— begin DATASET RECORDS —
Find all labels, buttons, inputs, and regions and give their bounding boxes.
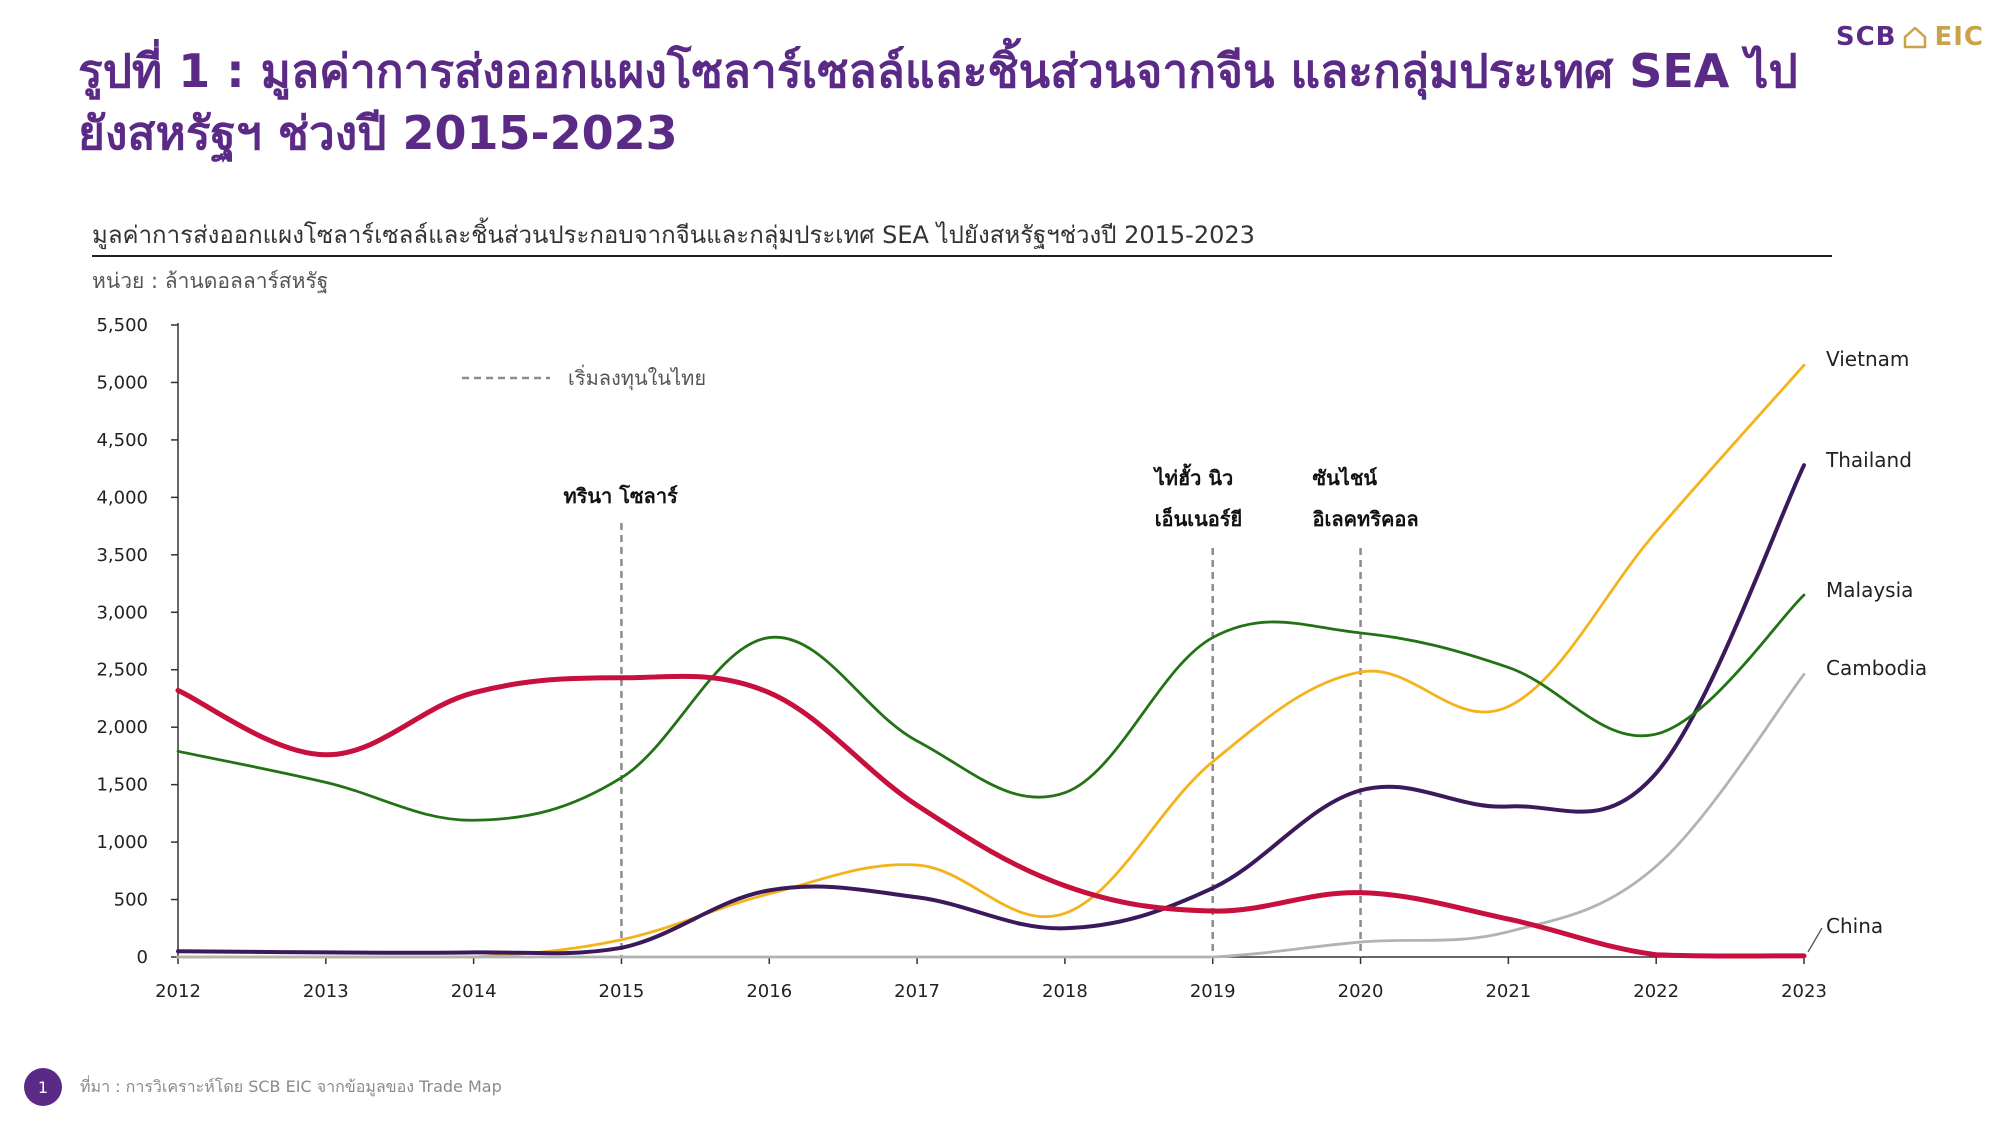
title-divider (92, 255, 1832, 257)
unit-label: หน่วย : ล้านดอลลาร์สหรัฐ (92, 269, 329, 293)
x-tick-label: 2023 (1781, 981, 1827, 1002)
y-tick-label: 500 (114, 890, 148, 911)
investment-marker-label-line: ทรินา โซลาร์ (563, 484, 678, 508)
investment-marker-label: ไท่ฮั้ว นิวเอ็นเนอร์ยี (1153, 463, 1243, 531)
legend-label: เริ่มลงทุนในไทย (568, 364, 706, 391)
x-tick-label: 2015 (599, 981, 645, 1002)
page-number: 1 (24, 1068, 62, 1106)
x-tick-label: 2019 (1190, 981, 1236, 1002)
series-line-thailand (176, 463, 1806, 956)
y-tick-label: 4,500 (96, 430, 148, 451)
y-tick-label: 1,000 (96, 832, 148, 853)
x-tick-label: 2014 (451, 981, 497, 1002)
chart-title: มูลค่าการส่งออกแผงโซลาร์เซลล์และชิ้นส่วน… (92, 221, 1255, 249)
house-icon (1904, 26, 1927, 49)
x-tick-label: 2021 (1485, 981, 1531, 1002)
investment-marker-label: ทรินา โซลาร์ (563, 484, 678, 508)
series-line-vietnam (176, 363, 1806, 959)
series-label-thailand: Thailand (1825, 448, 1912, 472)
x-tick-label: 2016 (746, 981, 792, 1002)
series-label-vietnam: Vietnam (1826, 347, 1909, 371)
investment-marker-label-line: ไท่ฮั้ว นิว (1153, 463, 1234, 490)
investment-marker-label-line: เอ็นเนอร์ยี (1155, 506, 1243, 531)
y-tick-label: 2,500 (96, 660, 148, 681)
investment-marker-label: ซันไชน์อิเลคทริคอล (1313, 466, 1419, 531)
y-tick-label: 3,500 (96, 545, 148, 566)
y-tick-label: 3,000 (96, 602, 148, 623)
x-tick-label: 2020 (1338, 981, 1384, 1002)
y-tick-label: 5,000 (96, 372, 148, 393)
series-label-cambodia: Cambodia (1826, 656, 1927, 680)
series-line-malaysia (176, 593, 1806, 822)
series-label-china: China (1826, 914, 1883, 938)
series-line-cambodia (176, 672, 1806, 959)
x-tick-label: 2017 (894, 981, 940, 1002)
series-line-china (175, 673, 1807, 959)
china-label-leader (1807, 927, 1823, 953)
brand-eic: EIC (1934, 22, 1984, 52)
page-title: รูปที่ 1 : มูลค่าการส่งออกแผงโซลาร์เซลล์… (78, 44, 1798, 160)
x-tick-label: 2018 (1042, 981, 1088, 1002)
y-tick-label: 2,000 (96, 717, 148, 738)
brand-logo: SCB EIC (1836, 22, 1984, 52)
brand-scb: SCB (1835, 22, 1897, 52)
y-tick-label: 5,500 (96, 315, 148, 336)
series-label-malaysia: Malaysia (1826, 578, 1913, 602)
investment-marker-label-line: ซันไชน์ (1313, 466, 1378, 490)
investment-marker-label-line: อิเลคทริคอล (1313, 507, 1419, 531)
footer: 1 ที่มา : การวิเคราะห์โดย SCB EIC จากข้อ… (24, 1068, 502, 1106)
x-tick-label: 2022 (1633, 981, 1679, 1002)
x-tick-label: 2013 (303, 981, 349, 1002)
y-tick-label: 0 (137, 947, 148, 968)
y-tick-label: 4,000 (96, 487, 148, 508)
source-note: ที่มา : การวิเคราะห์โดย SCB EIC จากข้อมู… (80, 1076, 502, 1096)
y-tick-label: 1,500 (96, 775, 148, 796)
x-tick-label: 2012 (155, 981, 201, 1002)
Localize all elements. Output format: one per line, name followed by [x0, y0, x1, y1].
— end DATASET RECORDS —
* _EXERCISE DETAILS_: Rewrite the items above, changing "bounding boxes" to "box coordinates" and keeping everything else the same. Leave out the pictures.

* _EXERCISE OUTPUT_:
Find all labels, buttons, inputs, and regions and give their box coordinates.
title-divider (92, 255, 1832, 257)
unit-label: หน่วย : ล้านดอลลาร์สหรัฐ (92, 269, 329, 293)
x-tick-label: 2023 (1781, 981, 1827, 1002)
y-tick-label: 500 (114, 890, 148, 911)
investment-marker-label-line: ทรินา โซลาร์ (563, 484, 678, 508)
investment-marker-label: ไท่ฮั้ว นิวเอ็นเนอร์ยี (1153, 463, 1243, 531)
legend-label: เริ่มลงทุนในไทย (568, 364, 706, 391)
x-tick-label: 2015 (599, 981, 645, 1002)
page-number: 1 (24, 1068, 62, 1106)
x-tick-label: 2019 (1190, 981, 1236, 1002)
series-line-thailand (176, 463, 1806, 956)
y-tick-label: 4,500 (96, 430, 148, 451)
y-tick-label: 1,000 (96, 832, 148, 853)
x-tick-label: 2014 (451, 981, 497, 1002)
chart-title: มูลค่าการส่งออกแผงโซลาร์เซลล์และชิ้นส่วน… (92, 221, 1255, 249)
house-icon (1904, 26, 1927, 49)
x-tick-label: 2021 (1485, 981, 1531, 1002)
investment-marker-label: ทรินา โซลาร์ (563, 484, 678, 508)
series-line-vietnam (176, 363, 1806, 959)
series-label-thailand: Thailand (1825, 448, 1912, 472)
x-tick-label: 2016 (746, 981, 792, 1002)
series-label-vietnam: Vietnam (1826, 347, 1909, 371)
investment-marker-label-line: ไท่ฮั้ว นิว (1153, 463, 1234, 490)
investment-marker-label-line: เอ็นเนอร์ยี (1155, 506, 1243, 531)
y-tick-label: 2,500 (96, 660, 148, 681)
investment-marker-label: ซันไชน์อิเลคทริคอล (1313, 466, 1419, 531)
y-tick-label: 3,500 (96, 545, 148, 566)
y-tick-label: 3,000 (96, 602, 148, 623)
x-tick-label: 2020 (1338, 981, 1384, 1002)
y-tick-label: 5,000 (96, 372, 148, 393)
series-label-cambodia: Cambodia (1826, 656, 1927, 680)
series-line-malaysia (176, 593, 1806, 822)
series-label-china: China (1826, 914, 1883, 938)
series-line-cambodia (176, 672, 1806, 959)
x-tick-label: 2017 (894, 981, 940, 1002)
series-line-china (175, 673, 1807, 959)
china-label-leader (1807, 927, 1823, 953)
brand-eic: EIC (1934, 22, 1984, 52)
page-title: รูปที่ 1 : มูลค่าการส่งออกแผงโซลาร์เซลล์… (78, 44, 1798, 160)
x-tick-label: 2018 (1042, 981, 1088, 1002)
y-tick-label: 2,000 (96, 717, 148, 738)
brand-logo: SCB EIC (1836, 22, 1984, 52)
brand-scb: SCB (1835, 22, 1897, 52)
y-tick-label: 5,500 (96, 315, 148, 336)
series-label-malaysia: Malaysia (1826, 578, 1913, 602)
investment-marker-label-line: ซันไชน์ (1313, 466, 1378, 490)
investment-marker-label-line: อิเลคทริคอล (1313, 507, 1419, 531)
footer: 1 ที่มา : การวิเคราะห์โดย SCB EIC จากข้อ… (24, 1068, 502, 1106)
x-tick-label: 2022 (1633, 981, 1679, 1002)
x-tick-label: 2013 (303, 981, 349, 1002)
y-tick-label: 0 (137, 947, 148, 968)
y-tick-label: 4,000 (96, 487, 148, 508)
source-note: ที่มา : การวิเคราะห์โดย SCB EIC จากข้อมู… (80, 1076, 502, 1096)
y-tick-label: 1,500 (96, 775, 148, 796)
x-tick-label: 2012 (155, 981, 201, 1002)
Localize all elements. Output format: one per line, name followed by [x0, y0, x1, y1].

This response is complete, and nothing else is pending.